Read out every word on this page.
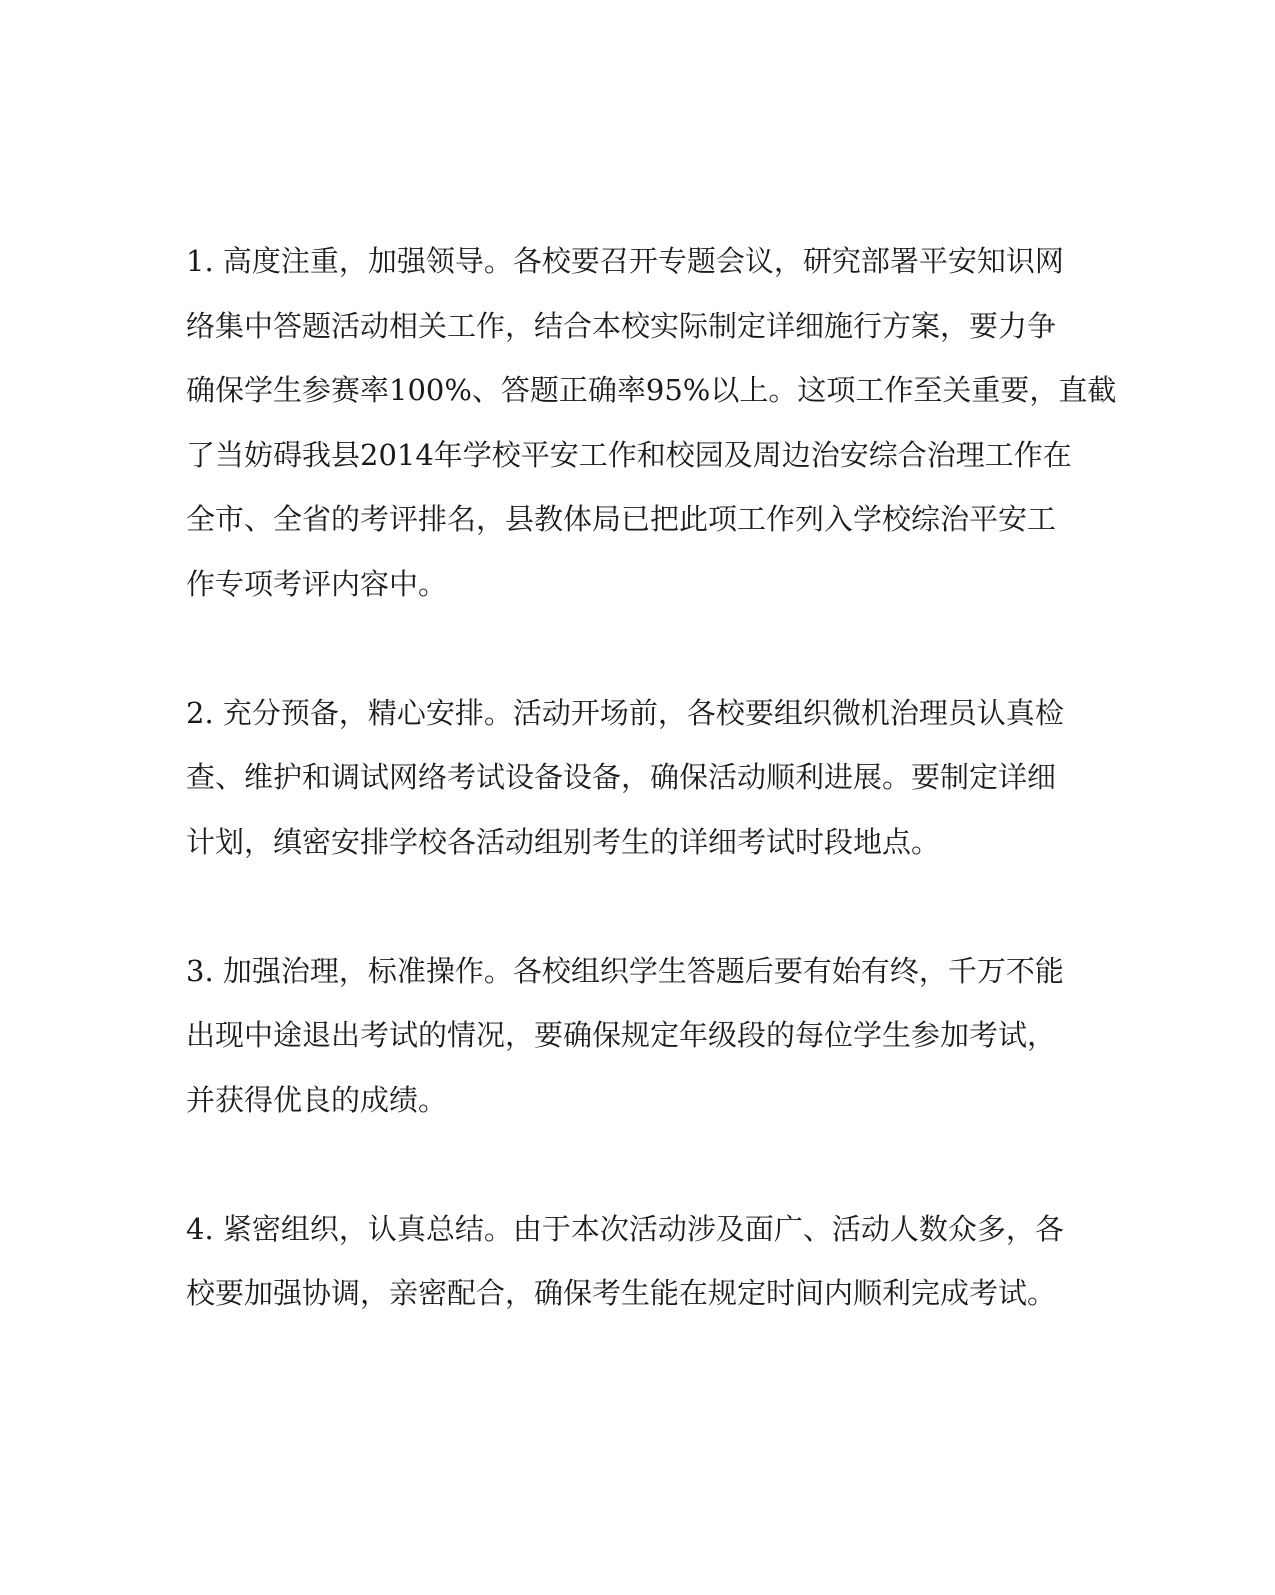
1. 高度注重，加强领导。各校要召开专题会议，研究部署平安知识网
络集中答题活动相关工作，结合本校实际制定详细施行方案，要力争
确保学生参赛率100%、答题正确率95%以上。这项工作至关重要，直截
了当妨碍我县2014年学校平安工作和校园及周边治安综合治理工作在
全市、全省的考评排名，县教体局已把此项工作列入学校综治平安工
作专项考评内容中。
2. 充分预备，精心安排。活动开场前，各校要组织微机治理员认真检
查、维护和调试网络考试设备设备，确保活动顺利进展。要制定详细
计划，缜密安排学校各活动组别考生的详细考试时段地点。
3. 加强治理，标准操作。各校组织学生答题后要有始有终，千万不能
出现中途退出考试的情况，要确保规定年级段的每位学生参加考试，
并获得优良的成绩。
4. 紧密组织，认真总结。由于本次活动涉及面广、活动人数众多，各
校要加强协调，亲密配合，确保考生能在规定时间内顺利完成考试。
============================================================
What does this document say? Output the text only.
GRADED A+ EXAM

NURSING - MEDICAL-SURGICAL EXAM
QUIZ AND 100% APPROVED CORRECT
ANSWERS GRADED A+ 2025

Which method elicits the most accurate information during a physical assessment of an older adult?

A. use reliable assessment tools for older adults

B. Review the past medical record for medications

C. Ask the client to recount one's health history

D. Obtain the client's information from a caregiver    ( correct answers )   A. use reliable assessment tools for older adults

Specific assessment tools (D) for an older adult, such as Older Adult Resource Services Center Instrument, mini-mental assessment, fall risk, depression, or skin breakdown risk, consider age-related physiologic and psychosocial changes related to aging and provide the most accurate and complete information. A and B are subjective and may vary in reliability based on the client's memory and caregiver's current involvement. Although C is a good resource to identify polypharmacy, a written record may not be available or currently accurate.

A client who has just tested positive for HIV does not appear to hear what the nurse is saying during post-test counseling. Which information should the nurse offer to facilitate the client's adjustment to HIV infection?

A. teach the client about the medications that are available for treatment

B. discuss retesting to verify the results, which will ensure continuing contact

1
============================================================
Exercise instructions »
Single out each line of the records above with the string "does" in it, and copy it.

Worked solution »
What does this document say? Output the text only.
A client who has just tested positive for HIV does not appear to hear what the nurse is saying during post-test counseling. Which information should the nurse offer to facilitate the client's adjustment to HIV infection?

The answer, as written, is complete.